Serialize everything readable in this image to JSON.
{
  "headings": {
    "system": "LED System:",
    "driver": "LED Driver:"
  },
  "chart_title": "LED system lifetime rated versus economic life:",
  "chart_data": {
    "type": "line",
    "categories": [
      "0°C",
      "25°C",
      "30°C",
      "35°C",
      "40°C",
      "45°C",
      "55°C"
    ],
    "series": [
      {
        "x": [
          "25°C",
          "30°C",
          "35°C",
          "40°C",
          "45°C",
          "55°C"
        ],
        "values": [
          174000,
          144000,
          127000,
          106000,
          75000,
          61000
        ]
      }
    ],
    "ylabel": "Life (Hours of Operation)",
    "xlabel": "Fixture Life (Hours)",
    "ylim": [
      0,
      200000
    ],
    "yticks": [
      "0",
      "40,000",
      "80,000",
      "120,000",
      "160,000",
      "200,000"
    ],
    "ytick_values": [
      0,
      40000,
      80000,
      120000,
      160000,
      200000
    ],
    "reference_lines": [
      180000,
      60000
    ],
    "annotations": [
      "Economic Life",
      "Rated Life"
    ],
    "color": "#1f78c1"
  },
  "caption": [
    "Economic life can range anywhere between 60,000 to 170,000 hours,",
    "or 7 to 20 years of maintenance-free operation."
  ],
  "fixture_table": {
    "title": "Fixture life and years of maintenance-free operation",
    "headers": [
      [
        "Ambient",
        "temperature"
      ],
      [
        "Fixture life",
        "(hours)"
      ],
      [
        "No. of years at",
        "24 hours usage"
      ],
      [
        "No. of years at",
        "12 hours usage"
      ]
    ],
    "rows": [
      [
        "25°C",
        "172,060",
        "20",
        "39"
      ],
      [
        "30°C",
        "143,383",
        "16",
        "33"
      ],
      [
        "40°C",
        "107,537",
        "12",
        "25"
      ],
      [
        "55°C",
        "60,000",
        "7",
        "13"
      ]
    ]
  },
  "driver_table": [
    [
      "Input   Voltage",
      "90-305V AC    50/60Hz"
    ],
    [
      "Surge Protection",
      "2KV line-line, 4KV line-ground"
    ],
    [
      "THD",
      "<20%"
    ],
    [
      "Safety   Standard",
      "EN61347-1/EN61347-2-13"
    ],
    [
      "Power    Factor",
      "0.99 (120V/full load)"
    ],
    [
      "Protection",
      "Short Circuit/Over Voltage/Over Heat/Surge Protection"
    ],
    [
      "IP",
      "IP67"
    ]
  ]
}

☆ ☆ ☆ ☆

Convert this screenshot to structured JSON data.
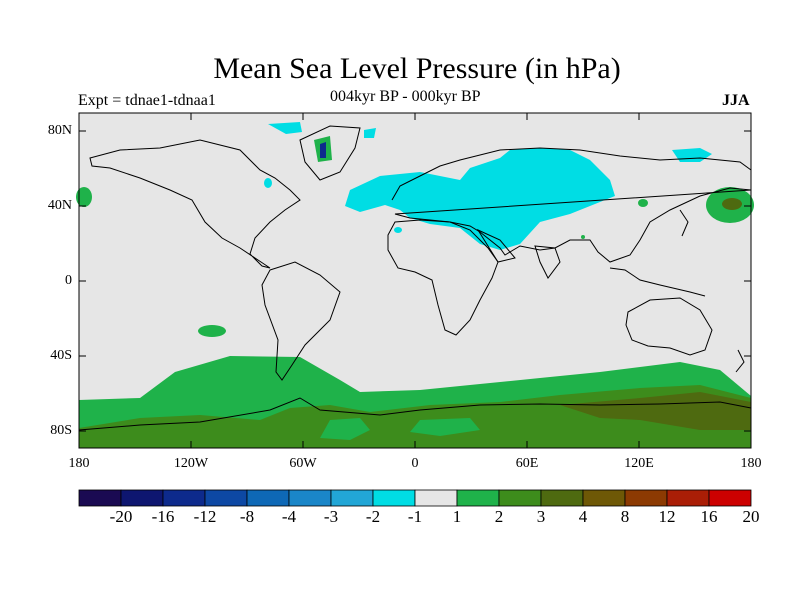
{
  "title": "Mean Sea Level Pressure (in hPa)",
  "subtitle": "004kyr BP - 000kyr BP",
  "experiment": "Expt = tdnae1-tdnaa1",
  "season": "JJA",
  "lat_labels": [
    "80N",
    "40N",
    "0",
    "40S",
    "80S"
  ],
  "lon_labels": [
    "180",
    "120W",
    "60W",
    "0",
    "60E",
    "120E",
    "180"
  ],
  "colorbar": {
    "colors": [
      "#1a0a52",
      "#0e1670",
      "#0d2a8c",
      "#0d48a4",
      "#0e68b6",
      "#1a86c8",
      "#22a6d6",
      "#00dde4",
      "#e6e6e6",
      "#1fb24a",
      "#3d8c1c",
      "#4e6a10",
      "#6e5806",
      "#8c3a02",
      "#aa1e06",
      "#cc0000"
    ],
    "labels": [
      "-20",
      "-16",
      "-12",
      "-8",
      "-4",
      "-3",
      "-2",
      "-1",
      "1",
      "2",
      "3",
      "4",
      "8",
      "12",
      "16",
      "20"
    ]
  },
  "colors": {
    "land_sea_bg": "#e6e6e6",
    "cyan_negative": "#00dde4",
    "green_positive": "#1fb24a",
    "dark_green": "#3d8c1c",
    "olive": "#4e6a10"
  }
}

☆ ☆ ☆ ☆

EXERCISE:
From the listing above, copy out each line where the word "years" appears.

EXPECTED ANSWER:
    "or 7 to 20 years of maintenance-free operation."
    "title": "Fixture life and years of maintenance-free operation",
        "No. of years at",
        "No. of years at",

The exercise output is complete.